* [Your goal]: All of the material below is to be retyped exactly.

::: Records for this exercise :::

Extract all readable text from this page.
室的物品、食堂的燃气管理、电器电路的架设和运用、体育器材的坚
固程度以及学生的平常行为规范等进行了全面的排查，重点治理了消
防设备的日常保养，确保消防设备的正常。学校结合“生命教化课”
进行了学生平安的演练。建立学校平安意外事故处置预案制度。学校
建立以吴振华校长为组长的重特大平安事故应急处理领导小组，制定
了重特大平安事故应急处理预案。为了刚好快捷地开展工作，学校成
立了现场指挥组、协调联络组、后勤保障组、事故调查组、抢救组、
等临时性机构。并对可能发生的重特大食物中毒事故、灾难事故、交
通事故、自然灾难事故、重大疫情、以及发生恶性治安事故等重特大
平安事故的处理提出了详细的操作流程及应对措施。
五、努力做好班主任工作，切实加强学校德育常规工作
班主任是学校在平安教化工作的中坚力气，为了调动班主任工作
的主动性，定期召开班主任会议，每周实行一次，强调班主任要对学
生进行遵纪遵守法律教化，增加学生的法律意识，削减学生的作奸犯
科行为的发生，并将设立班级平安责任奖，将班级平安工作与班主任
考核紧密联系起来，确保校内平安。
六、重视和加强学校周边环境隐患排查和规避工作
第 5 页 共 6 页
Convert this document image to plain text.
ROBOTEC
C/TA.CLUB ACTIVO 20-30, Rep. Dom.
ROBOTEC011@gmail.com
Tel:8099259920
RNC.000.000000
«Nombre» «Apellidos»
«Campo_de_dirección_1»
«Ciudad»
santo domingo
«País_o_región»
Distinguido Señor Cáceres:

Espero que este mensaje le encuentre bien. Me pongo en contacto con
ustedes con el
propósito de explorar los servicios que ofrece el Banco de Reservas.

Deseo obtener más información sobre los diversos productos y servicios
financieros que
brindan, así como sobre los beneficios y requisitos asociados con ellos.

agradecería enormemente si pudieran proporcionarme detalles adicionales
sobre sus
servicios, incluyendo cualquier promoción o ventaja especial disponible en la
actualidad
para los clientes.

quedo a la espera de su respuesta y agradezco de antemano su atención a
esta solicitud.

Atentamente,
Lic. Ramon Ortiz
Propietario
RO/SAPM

:::

* [In response]:
Extract all readable text from this page.
室的物品、食堂的燃气管理、电器电路的架设和运用、体育器材的坚
固程度以及学生的平常行为规范等进行了全面的排查，重点治理了消
防设备的日常保养，确保消防设备的正常。学校结合“生命教化课”
进行了学生平安的演练。建立学校平安意外事故处置预案制度。学校
建立以吴振华校长为组长的重特大平安事故应急处理领导小组，制定
了重特大平安事故应急处理预案。为了刚好快捷地开展工作，学校成
立了现场指挥组、协调联络组、后勤保障组、事故调查组、抢救组、
等临时性机构。并对可能发生的重特大食物中毒事故、灾难事故、交
通事故、自然灾难事故、重大疫情、以及发生恶性治安事故等重特大
平安事故的处理提出了详细的操作流程及应对措施。
五、努力做好班主任工作，切实加强学校德育常规工作
班主任是学校在平安教化工作的中坚力气，为了调动班主任工作
的主动性，定期召开班主任会议，每周实行一次，强调班主任要对学
生进行遵纪遵守法律教化，增加学生的法律意识，削减学生的作奸犯
科行为的发生，并将设立班级平安责任奖，将班级平安工作与班主任
考核紧密联系起来，确保校内平安。
六、重视和加强学校周边环境隐患排查和规避工作
第 5 页 共 6 页
Convert this document image to plain text.
ROBOTEC
C/TA.CLUB ACTIVO 20-30, Rep. Dom.
ROBOTEC011@gmail.com
Tel:8099259920
RNC.000.000000
«Nombre» «Apellidos»
«Campo_de_dirección_1»
«Ciudad»
santo domingo
«País_o_región»
Distinguido Señor Cáceres:

Espero que este mensaje le encuentre bien. Me pongo en contacto con
ustedes con el
propósito de explorar los servicios que ofrece el Banco de Reservas.

Deseo obtener más información sobre los diversos productos y servicios
financieros que
brindan, así como sobre los beneficios y requisitos asociados con ellos.

agradecería enormemente si pudieran proporcionarme detalles adicionales
sobre sus
servicios, incluyendo cualquier promoción o ventaja especial disponible en la
actualidad
para los clientes.

quedo a la espera de su respuesta y agradezco de antemano su atención a
esta solicitud.

Atentamente,
Lic. Ramon Ortiz
Propietario
RO/SAPM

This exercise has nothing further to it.